- _The task_: Copy every line that contains the string "purpose" from the entries below.

● ● ● ●

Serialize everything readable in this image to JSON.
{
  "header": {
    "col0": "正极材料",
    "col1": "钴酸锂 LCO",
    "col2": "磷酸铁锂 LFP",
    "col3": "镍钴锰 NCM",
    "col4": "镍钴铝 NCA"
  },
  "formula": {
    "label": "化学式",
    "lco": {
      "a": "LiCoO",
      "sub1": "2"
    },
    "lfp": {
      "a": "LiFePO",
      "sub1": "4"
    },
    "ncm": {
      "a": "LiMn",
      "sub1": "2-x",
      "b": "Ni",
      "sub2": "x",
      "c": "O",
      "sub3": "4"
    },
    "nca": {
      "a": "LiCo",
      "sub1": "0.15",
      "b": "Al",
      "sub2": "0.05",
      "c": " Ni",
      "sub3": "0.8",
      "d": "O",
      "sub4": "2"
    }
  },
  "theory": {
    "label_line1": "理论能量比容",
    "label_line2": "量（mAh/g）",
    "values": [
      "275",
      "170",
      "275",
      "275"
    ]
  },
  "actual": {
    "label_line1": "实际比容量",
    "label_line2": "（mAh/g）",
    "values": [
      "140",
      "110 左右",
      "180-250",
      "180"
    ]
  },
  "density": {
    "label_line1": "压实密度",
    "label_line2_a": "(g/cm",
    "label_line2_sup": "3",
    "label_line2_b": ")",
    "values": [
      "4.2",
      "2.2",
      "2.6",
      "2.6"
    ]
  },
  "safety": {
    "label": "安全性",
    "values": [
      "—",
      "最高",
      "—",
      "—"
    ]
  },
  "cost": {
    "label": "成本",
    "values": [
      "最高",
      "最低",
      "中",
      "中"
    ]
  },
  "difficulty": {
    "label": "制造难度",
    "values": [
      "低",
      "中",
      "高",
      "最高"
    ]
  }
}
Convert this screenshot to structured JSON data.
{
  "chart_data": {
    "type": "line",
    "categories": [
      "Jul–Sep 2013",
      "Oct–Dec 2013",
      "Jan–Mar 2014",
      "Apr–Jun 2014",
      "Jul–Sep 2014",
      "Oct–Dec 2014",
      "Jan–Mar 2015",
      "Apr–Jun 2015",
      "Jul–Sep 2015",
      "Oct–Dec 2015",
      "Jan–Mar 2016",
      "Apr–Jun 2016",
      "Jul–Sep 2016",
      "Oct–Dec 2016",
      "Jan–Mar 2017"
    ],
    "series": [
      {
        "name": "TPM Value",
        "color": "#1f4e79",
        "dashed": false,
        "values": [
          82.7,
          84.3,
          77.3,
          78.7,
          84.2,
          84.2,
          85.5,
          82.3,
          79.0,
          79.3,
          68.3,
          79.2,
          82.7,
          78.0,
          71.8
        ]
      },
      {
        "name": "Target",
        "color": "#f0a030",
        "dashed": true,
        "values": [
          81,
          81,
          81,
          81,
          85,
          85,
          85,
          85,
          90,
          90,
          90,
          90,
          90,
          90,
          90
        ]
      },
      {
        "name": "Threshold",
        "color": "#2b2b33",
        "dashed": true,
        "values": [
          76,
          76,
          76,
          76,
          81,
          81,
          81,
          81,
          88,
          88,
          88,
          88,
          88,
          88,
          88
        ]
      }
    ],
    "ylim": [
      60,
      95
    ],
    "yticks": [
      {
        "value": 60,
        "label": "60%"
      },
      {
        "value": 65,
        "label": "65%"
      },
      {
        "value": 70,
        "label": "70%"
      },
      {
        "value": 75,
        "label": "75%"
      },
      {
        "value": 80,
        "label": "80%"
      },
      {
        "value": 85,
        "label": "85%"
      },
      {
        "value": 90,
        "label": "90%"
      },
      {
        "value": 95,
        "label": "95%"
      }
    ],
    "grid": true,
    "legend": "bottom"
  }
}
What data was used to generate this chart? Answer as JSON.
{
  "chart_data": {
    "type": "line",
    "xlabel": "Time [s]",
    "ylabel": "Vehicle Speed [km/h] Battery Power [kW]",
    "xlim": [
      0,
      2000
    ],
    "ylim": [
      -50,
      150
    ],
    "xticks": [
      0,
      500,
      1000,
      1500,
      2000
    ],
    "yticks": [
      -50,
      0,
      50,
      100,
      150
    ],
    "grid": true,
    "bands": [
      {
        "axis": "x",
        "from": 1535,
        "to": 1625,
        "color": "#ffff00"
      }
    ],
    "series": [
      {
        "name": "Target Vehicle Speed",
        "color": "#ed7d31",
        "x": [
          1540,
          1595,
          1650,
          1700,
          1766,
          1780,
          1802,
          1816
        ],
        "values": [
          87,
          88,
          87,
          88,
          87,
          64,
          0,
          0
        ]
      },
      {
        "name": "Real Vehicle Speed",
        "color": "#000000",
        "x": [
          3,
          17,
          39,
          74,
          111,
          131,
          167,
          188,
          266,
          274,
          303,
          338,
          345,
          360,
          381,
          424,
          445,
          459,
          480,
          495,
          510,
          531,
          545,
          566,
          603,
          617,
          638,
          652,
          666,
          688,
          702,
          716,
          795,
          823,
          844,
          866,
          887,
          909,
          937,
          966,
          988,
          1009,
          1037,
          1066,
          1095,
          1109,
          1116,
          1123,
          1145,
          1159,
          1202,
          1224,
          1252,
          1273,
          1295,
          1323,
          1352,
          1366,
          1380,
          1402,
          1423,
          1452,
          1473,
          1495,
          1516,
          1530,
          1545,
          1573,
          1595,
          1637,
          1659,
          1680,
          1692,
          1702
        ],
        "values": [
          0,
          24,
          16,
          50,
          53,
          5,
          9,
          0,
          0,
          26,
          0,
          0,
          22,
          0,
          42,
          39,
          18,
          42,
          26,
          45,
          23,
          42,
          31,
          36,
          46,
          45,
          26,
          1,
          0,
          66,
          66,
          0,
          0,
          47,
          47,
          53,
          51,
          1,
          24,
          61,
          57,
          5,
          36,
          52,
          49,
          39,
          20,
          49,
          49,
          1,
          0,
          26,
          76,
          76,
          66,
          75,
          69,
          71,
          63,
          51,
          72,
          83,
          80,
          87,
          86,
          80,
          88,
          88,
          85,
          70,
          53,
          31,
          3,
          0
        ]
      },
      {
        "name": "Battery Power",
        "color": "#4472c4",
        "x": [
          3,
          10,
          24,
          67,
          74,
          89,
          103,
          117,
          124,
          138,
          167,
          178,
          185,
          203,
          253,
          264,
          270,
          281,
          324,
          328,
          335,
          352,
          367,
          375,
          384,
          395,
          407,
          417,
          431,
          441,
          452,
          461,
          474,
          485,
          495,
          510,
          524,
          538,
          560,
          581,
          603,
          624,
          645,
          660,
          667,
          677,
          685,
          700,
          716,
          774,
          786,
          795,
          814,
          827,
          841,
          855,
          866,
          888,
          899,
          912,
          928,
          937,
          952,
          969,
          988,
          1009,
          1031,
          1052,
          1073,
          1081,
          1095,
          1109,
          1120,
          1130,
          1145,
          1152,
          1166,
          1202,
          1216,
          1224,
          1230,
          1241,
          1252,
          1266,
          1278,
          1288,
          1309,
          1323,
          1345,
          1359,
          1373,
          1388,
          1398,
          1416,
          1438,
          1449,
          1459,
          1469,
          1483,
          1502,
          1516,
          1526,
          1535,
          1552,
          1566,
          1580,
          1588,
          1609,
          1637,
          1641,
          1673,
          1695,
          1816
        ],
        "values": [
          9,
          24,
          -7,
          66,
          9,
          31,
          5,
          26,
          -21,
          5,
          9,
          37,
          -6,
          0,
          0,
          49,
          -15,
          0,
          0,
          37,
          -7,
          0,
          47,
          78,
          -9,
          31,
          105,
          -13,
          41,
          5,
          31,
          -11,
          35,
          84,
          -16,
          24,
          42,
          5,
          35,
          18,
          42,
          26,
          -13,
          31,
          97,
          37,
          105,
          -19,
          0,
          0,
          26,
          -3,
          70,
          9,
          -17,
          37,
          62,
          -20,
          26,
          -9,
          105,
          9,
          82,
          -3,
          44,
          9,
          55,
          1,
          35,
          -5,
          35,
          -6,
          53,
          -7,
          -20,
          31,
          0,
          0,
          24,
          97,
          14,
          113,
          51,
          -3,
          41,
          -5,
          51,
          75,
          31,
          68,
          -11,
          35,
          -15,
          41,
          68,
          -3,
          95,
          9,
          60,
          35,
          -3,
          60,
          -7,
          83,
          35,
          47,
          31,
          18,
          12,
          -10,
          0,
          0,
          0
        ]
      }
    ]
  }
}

● ● ● ●

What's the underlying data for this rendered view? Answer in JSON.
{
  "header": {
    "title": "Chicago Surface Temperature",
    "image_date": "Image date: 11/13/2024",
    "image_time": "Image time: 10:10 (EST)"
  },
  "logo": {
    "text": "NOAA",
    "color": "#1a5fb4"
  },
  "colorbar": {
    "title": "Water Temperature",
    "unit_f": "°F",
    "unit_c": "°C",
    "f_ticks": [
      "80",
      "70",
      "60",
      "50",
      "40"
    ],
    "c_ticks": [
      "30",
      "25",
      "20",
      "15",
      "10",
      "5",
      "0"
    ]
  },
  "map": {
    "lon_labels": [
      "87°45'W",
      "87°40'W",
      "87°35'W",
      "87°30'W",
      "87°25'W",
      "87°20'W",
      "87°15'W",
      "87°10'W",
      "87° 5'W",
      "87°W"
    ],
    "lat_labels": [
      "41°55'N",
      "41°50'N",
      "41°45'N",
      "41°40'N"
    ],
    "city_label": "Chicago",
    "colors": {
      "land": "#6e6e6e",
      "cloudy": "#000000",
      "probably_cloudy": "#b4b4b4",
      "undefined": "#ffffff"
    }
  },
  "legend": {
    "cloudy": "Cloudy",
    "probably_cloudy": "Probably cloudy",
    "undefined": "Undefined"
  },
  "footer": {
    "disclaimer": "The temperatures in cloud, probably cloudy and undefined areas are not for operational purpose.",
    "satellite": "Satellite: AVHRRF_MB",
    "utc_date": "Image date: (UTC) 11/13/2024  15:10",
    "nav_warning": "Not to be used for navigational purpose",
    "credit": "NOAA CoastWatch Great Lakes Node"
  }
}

● ● ● ●

- _Output_:
    "disclaimer": "The temperatures in cloud, probably cloudy and undefined areas are not for operational purpose.",
    "nav_warning": "Not to be used for navigational purpose",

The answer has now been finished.